* **Rows**
════════

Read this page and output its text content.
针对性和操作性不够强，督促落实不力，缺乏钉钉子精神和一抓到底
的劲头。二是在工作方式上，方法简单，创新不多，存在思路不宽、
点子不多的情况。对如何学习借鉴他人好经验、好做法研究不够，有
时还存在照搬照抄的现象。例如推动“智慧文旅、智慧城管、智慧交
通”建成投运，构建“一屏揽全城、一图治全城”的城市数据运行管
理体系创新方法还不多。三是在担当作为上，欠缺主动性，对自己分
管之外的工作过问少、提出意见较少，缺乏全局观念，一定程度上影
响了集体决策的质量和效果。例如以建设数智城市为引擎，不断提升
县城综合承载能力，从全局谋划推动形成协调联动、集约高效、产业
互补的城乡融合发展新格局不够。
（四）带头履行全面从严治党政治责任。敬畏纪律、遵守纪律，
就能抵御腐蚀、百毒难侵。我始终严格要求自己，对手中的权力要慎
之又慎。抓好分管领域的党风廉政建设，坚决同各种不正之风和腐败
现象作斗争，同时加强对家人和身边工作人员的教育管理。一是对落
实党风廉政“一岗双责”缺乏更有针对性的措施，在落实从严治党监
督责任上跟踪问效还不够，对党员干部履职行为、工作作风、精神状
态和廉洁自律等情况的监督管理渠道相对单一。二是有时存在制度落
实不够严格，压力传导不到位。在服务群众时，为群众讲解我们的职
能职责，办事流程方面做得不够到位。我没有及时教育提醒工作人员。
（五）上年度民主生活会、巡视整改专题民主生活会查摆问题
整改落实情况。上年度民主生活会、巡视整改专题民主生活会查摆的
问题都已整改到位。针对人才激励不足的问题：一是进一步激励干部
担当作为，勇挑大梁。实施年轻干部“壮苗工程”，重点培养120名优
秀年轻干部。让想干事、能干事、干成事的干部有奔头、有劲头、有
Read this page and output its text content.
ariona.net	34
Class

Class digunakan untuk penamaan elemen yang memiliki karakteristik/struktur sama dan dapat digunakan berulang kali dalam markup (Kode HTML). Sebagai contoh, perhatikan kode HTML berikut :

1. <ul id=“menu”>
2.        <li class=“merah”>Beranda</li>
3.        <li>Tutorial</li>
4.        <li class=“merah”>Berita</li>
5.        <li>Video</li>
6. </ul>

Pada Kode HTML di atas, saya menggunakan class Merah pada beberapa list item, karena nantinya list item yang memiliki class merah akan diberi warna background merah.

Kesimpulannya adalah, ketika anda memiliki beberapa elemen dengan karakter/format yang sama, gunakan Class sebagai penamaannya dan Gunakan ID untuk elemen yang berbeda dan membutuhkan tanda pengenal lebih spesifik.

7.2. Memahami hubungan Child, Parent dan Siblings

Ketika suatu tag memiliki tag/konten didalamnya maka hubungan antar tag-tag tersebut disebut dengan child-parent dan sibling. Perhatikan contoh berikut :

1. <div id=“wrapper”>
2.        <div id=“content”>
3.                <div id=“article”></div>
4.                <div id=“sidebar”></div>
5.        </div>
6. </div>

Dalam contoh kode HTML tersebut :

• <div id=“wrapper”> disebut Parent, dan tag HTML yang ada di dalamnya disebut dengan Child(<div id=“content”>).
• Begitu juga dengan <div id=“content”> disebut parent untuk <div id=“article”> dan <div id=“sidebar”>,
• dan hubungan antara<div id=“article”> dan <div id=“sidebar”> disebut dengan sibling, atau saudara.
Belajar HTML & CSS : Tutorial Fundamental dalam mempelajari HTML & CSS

════════

* **What the task requires**
Take the listing above and write it out again exactly.

* **Complete answer**
Read this page and output its text content.
针对性和操作性不够强，督促落实不力，缺乏钉钉子精神和一抓到底
的劲头。二是在工作方式上，方法简单，创新不多，存在思路不宽、
点子不多的情况。对如何学习借鉴他人好经验、好做法研究不够，有
时还存在照搬照抄的现象。例如推动“智慧文旅、智慧城管、智慧交
通”建成投运，构建“一屏揽全城、一图治全城”的城市数据运行管
理体系创新方法还不多。三是在担当作为上，欠缺主动性，对自己分
管之外的工作过问少、提出意见较少，缺乏全局观念，一定程度上影
响了集体决策的质量和效果。例如以建设数智城市为引擎，不断提升
县城综合承载能力，从全局谋划推动形成协调联动、集约高效、产业
互补的城乡融合发展新格局不够。
（四）带头履行全面从严治党政治责任。敬畏纪律、遵守纪律，
就能抵御腐蚀、百毒难侵。我始终严格要求自己，对手中的权力要慎
之又慎。抓好分管领域的党风廉政建设，坚决同各种不正之风和腐败
现象作斗争，同时加强对家人和身边工作人员的教育管理。一是对落
实党风廉政“一岗双责”缺乏更有针对性的措施，在落实从严治党监
督责任上跟踪问效还不够，对党员干部履职行为、工作作风、精神状
态和廉洁自律等情况的监督管理渠道相对单一。二是有时存在制度落
实不够严格，压力传导不到位。在服务群众时，为群众讲解我们的职
能职责，办事流程方面做得不够到位。我没有及时教育提醒工作人员。
（五）上年度民主生活会、巡视整改专题民主生活会查摆问题
整改落实情况。上年度民主生活会、巡视整改专题民主生活会查摆的
问题都已整改到位。针对人才激励不足的问题：一是进一步激励干部
担当作为，勇挑大梁。实施年轻干部“壮苗工程”，重点培养120名优
秀年轻干部。让想干事、能干事、干成事的干部有奔头、有劲头、有
Read this page and output its text content.
ariona.net	34
Class

Class digunakan untuk penamaan elemen yang memiliki karakteristik/struktur sama dan dapat digunakan berulang kali dalam markup (Kode HTML). Sebagai contoh, perhatikan kode HTML berikut :

1. <ul id=“menu”>
2.        <li class=“merah”>Beranda</li>
3.        <li>Tutorial</li>
4.        <li class=“merah”>Berita</li>
5.        <li>Video</li>
6. </ul>

Pada Kode HTML di atas, saya menggunakan class Merah pada beberapa list item, karena nantinya list item yang memiliki class merah akan diberi warna background merah.

Kesimpulannya adalah, ketika anda memiliki beberapa elemen dengan karakter/format yang sama, gunakan Class sebagai penamaannya dan Gunakan ID untuk elemen yang berbeda dan membutuhkan tanda pengenal lebih spesifik.

7.2. Memahami hubungan Child, Parent dan Siblings

Ketika suatu tag memiliki tag/konten didalamnya maka hubungan antar tag-tag tersebut disebut dengan child-parent dan sibling. Perhatikan contoh berikut :

1. <div id=“wrapper”>
2.        <div id=“content”>
3.                <div id=“article”></div>
4.                <div id=“sidebar”></div>
5.        </div>
6. </div>

Dalam contoh kode HTML tersebut :

• <div id=“wrapper”> disebut Parent, dan tag HTML yang ada di dalamnya disebut dengan Child(<div id=“content”>).
• Begitu juga dengan <div id=“content”> disebut parent untuk <div id=“article”> dan <div id=“sidebar”>,
• dan hubungan antara<div id=“article”> dan <div id=“sidebar”> disebut dengan sibling, atau saudara.
Belajar HTML & CSS : Tutorial Fundamental dalam mempelajari HTML & CSS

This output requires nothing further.